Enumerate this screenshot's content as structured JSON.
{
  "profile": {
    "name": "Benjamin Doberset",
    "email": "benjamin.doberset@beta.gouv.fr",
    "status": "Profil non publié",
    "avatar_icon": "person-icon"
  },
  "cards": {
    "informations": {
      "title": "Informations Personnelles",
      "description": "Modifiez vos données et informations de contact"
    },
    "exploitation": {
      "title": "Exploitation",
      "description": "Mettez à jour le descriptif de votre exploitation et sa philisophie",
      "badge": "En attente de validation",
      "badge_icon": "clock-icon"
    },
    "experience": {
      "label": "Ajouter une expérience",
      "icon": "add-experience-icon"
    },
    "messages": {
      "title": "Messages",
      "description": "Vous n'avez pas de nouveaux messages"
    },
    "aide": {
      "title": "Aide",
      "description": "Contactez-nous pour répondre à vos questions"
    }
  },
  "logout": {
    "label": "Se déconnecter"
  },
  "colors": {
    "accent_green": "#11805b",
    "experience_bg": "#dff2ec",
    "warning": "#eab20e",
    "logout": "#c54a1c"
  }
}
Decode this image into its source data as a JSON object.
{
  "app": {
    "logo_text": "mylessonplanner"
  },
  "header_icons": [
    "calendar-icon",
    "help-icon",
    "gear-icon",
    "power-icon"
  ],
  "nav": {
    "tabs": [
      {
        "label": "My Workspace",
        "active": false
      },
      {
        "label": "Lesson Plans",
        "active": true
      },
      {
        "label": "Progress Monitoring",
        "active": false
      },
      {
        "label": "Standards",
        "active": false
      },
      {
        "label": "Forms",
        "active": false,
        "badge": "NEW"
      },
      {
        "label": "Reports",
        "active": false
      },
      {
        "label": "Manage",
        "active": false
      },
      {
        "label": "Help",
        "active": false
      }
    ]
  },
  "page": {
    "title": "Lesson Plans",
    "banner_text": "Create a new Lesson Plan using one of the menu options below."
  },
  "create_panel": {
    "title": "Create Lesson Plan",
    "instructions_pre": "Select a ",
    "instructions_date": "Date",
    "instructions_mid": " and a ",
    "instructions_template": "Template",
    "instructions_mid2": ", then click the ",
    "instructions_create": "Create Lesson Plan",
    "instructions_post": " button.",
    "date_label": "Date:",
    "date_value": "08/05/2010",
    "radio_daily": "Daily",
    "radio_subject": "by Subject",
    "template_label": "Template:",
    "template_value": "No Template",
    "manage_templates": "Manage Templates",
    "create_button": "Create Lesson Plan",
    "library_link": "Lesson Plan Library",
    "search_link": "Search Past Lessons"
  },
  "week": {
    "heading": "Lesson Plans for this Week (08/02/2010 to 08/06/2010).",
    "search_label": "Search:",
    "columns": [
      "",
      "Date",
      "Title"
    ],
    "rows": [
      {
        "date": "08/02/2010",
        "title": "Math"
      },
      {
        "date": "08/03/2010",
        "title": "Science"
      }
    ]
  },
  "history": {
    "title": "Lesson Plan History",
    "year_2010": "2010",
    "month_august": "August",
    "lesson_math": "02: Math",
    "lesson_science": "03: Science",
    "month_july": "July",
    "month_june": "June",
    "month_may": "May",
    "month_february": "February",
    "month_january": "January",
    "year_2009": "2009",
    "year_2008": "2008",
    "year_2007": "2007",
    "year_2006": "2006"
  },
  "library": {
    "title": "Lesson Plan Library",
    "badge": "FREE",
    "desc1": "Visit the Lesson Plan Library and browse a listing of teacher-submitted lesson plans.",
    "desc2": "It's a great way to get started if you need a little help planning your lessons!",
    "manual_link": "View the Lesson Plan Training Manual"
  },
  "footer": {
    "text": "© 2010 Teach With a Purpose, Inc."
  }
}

Exercise task ▸ Reproduce every line from the entries that holds the word "Science".

Written solution ▸
        "title": "Science"
    "lesson_science": "03: Science",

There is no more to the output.